Find all lines in the records that include the word "loss", and copy them out.

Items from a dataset
+++++

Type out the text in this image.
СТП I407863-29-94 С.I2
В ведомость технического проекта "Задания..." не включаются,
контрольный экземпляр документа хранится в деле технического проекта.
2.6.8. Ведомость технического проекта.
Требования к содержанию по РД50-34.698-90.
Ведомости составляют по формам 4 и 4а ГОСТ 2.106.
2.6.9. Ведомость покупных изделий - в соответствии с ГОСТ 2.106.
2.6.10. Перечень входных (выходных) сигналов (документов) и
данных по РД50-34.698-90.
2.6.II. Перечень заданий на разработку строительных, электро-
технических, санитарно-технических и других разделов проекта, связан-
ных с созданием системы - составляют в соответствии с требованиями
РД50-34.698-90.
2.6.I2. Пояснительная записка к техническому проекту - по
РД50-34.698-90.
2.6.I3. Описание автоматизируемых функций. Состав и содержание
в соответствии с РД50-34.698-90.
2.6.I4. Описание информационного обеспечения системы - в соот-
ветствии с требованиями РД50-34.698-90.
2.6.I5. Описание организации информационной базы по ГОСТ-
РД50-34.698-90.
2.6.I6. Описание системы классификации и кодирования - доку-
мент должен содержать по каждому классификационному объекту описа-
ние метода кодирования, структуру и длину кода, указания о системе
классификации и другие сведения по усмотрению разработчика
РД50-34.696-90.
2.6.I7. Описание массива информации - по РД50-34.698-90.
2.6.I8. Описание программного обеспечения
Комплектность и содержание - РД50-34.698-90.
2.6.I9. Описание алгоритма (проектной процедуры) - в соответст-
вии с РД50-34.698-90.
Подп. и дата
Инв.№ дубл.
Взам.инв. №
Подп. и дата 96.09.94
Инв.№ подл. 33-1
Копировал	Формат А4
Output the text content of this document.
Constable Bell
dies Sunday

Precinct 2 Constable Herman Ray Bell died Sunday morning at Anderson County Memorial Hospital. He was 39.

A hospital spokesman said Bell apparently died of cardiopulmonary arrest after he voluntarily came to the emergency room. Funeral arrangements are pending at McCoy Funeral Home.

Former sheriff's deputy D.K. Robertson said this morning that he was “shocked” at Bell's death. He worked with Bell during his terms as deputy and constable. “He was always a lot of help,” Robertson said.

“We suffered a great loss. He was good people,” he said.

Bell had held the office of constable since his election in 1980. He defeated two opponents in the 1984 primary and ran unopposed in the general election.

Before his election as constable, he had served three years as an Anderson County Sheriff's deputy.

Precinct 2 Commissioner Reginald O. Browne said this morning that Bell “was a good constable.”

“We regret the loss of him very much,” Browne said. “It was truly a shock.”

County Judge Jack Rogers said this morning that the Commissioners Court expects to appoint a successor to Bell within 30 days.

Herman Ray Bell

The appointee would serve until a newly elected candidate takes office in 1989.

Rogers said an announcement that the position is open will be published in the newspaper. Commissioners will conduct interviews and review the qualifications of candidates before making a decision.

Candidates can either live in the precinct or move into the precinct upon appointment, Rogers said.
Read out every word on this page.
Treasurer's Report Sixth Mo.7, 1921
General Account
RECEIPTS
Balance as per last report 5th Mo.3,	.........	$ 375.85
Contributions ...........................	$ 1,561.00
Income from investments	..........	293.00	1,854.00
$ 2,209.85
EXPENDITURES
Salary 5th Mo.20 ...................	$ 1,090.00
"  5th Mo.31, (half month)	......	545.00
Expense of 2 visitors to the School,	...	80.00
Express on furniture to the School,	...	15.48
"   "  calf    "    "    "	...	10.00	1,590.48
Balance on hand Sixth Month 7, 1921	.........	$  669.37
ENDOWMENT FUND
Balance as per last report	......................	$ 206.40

+++++

[WRITTEN RESPONSE]
“We suffered a great loss. He was good people,” he said.
“We regret the loss of him very much,” Browne said. “It was truly a shock.”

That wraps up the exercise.